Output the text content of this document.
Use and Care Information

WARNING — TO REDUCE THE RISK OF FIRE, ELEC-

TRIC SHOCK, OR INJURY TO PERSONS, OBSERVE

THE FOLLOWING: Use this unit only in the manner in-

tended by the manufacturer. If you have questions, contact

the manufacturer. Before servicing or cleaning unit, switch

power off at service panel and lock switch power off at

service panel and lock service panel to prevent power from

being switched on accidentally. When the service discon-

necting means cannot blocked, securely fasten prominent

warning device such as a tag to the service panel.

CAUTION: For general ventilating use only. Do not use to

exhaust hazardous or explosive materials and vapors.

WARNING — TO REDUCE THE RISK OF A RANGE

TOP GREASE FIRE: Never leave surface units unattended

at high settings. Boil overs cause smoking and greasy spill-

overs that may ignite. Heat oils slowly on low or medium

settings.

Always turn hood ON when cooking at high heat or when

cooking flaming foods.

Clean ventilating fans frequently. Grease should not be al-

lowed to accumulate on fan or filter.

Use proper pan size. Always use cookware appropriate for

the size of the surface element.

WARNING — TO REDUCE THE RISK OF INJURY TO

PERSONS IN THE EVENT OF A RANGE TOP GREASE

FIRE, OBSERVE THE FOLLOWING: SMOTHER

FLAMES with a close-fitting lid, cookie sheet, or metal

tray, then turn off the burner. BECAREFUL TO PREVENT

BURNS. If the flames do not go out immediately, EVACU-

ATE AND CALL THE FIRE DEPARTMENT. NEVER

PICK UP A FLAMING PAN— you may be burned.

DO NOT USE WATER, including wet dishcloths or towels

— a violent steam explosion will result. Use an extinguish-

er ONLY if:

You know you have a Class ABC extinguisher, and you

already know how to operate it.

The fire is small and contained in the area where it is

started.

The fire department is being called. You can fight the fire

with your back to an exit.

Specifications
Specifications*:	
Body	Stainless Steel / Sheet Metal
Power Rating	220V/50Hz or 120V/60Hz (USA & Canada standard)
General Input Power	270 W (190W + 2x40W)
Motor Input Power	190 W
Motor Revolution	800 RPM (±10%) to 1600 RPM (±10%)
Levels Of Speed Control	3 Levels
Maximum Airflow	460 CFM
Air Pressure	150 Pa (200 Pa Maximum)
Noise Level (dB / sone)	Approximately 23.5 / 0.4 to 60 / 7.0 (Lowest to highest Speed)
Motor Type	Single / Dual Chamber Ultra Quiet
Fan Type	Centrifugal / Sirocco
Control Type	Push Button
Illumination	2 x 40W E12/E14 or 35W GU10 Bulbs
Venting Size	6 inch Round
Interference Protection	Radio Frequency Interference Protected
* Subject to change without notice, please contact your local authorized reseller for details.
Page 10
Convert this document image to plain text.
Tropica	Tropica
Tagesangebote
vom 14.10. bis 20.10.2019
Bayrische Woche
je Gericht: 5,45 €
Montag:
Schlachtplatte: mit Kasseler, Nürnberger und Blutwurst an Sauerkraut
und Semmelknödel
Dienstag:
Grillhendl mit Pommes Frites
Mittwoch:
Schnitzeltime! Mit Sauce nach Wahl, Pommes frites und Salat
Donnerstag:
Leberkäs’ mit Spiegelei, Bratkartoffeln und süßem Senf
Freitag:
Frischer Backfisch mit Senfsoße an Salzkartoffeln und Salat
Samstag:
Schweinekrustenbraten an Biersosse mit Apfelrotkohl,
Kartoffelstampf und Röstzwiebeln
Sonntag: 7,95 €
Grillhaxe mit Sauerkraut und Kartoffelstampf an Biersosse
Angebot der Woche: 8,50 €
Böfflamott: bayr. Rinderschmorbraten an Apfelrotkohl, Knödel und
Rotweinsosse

☆ ☆ ☆ ☆

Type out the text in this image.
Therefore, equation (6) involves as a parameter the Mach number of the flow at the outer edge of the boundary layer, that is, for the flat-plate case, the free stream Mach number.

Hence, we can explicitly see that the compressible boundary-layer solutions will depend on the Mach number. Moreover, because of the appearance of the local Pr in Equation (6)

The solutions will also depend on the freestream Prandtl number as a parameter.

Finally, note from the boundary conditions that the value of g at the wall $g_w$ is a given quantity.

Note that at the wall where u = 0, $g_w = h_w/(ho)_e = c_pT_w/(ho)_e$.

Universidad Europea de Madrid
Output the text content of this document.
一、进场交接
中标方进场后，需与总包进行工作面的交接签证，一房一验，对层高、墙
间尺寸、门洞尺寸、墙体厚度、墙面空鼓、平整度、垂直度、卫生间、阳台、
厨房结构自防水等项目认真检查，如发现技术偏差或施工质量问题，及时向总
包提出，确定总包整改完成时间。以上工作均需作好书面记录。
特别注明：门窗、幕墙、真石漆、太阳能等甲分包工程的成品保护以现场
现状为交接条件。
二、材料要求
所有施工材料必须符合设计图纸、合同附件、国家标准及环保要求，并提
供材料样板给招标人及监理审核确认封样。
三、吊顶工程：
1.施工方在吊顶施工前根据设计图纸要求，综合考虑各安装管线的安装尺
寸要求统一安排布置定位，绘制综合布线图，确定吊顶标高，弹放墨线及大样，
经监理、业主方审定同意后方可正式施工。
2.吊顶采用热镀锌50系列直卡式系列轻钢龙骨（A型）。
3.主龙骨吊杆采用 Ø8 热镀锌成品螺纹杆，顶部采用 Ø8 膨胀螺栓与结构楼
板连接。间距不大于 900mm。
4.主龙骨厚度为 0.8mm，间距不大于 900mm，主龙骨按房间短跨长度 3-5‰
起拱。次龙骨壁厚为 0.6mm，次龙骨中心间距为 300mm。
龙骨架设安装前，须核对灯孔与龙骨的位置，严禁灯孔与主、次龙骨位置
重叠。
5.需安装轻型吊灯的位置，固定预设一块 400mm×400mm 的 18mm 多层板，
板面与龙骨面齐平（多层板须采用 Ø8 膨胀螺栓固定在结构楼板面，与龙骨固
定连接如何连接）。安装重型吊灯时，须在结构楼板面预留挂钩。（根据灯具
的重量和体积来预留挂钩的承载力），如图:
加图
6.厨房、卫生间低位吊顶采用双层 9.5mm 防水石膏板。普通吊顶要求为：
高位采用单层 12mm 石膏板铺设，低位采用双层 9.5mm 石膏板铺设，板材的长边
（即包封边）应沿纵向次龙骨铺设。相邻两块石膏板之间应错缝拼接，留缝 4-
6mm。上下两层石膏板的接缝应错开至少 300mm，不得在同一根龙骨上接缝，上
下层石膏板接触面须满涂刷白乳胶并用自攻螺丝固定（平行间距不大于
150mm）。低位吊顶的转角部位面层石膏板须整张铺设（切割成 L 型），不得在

☆ ☆ ☆ ☆

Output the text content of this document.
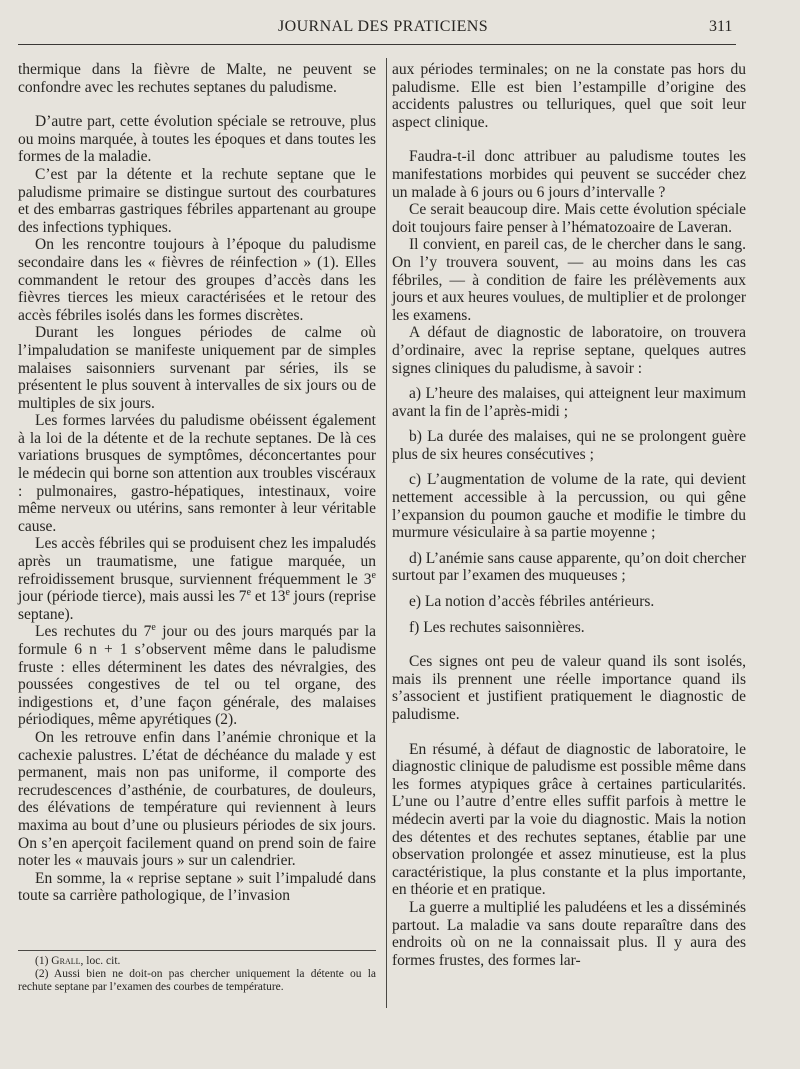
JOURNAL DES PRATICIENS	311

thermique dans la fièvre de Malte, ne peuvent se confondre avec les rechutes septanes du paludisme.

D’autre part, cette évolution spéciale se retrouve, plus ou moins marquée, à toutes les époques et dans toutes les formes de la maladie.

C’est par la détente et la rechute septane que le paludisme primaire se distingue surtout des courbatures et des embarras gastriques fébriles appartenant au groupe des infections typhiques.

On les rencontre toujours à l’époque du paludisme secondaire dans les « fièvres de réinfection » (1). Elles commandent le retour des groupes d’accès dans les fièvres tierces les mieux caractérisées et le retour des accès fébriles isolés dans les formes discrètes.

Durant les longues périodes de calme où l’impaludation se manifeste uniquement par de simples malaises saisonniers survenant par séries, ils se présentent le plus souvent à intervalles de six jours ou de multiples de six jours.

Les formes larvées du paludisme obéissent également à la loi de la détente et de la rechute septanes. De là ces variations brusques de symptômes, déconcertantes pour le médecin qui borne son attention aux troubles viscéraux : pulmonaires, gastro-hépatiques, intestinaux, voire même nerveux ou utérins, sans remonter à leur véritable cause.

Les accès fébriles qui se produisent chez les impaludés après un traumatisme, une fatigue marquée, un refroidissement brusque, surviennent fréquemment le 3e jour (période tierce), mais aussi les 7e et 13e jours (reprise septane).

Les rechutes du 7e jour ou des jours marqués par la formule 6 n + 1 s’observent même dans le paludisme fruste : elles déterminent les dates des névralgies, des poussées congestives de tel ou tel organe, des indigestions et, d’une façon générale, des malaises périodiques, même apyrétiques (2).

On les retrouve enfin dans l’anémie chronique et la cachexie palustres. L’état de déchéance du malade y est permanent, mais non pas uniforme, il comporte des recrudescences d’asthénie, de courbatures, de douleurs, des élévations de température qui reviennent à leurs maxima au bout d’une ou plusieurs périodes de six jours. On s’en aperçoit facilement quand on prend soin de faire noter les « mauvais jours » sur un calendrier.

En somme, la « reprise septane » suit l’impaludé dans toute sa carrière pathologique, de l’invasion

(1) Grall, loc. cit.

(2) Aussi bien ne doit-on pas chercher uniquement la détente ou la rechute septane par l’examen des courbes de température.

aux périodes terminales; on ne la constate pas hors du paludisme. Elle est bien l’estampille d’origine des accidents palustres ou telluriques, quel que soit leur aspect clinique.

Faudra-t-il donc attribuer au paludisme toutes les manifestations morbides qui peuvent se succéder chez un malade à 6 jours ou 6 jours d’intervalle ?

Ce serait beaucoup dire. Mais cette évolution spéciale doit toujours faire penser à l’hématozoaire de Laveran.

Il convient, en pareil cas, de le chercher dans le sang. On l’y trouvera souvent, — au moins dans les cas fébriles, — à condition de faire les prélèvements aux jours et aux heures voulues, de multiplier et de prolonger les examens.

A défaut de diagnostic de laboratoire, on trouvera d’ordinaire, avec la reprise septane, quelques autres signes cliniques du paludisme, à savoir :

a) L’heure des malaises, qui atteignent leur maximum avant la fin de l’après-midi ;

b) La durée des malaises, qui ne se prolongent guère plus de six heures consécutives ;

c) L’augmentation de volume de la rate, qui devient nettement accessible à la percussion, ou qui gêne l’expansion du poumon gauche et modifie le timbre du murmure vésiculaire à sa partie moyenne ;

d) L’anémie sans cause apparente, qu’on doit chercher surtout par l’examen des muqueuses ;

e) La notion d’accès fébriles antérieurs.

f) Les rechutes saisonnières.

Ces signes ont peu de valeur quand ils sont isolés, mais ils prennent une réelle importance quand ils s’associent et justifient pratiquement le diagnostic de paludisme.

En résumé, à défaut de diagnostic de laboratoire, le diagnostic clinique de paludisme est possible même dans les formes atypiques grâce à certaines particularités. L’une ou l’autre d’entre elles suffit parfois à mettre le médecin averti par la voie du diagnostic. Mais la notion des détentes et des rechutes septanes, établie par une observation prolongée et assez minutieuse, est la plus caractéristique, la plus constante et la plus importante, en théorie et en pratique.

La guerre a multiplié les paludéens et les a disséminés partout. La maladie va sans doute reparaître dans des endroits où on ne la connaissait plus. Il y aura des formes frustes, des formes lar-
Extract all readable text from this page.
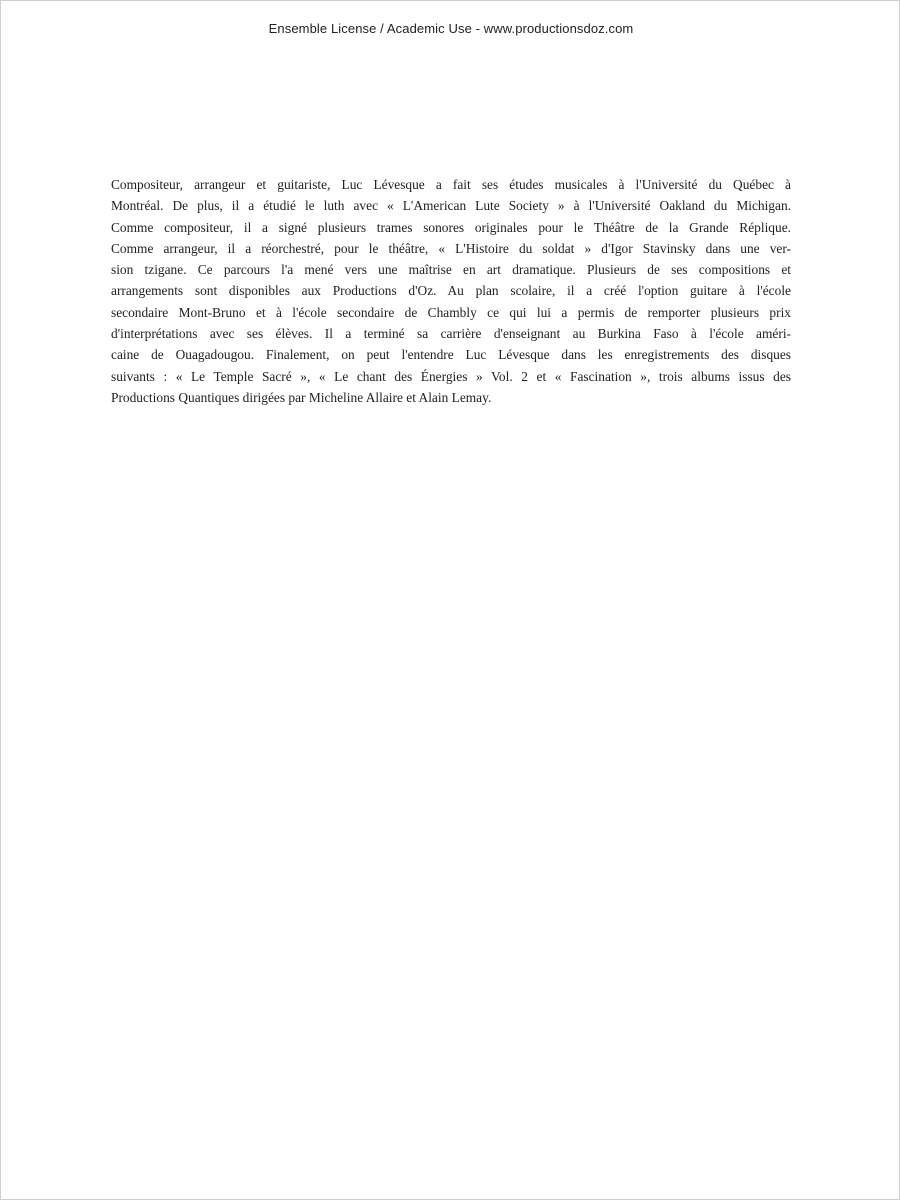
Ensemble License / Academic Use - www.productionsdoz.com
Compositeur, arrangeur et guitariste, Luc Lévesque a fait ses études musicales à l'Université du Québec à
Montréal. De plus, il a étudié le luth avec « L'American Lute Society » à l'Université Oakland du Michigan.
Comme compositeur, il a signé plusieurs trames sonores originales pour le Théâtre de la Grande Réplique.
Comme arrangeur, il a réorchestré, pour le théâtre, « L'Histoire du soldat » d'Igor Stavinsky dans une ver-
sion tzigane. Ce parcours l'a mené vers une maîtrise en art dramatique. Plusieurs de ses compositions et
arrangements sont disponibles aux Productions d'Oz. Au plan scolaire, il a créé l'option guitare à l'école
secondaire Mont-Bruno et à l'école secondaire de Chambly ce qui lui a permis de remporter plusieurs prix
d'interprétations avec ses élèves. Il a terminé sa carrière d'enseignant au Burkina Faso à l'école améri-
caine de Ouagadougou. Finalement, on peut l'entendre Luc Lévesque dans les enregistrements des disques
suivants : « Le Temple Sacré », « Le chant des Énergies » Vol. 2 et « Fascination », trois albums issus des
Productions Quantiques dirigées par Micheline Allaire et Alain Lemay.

☆ ☆ ☆ ☆

(WHAT NEEDS TO BE DONE): Find each line in the records holding the string "FOLLOWING" and show it.

(ANSWER FOR THIS EXERCISE):
THE FOLLOWING: Use this unit only in the manner in-
FIRE, OBSERVE THE FOLLOWING: SMOTHER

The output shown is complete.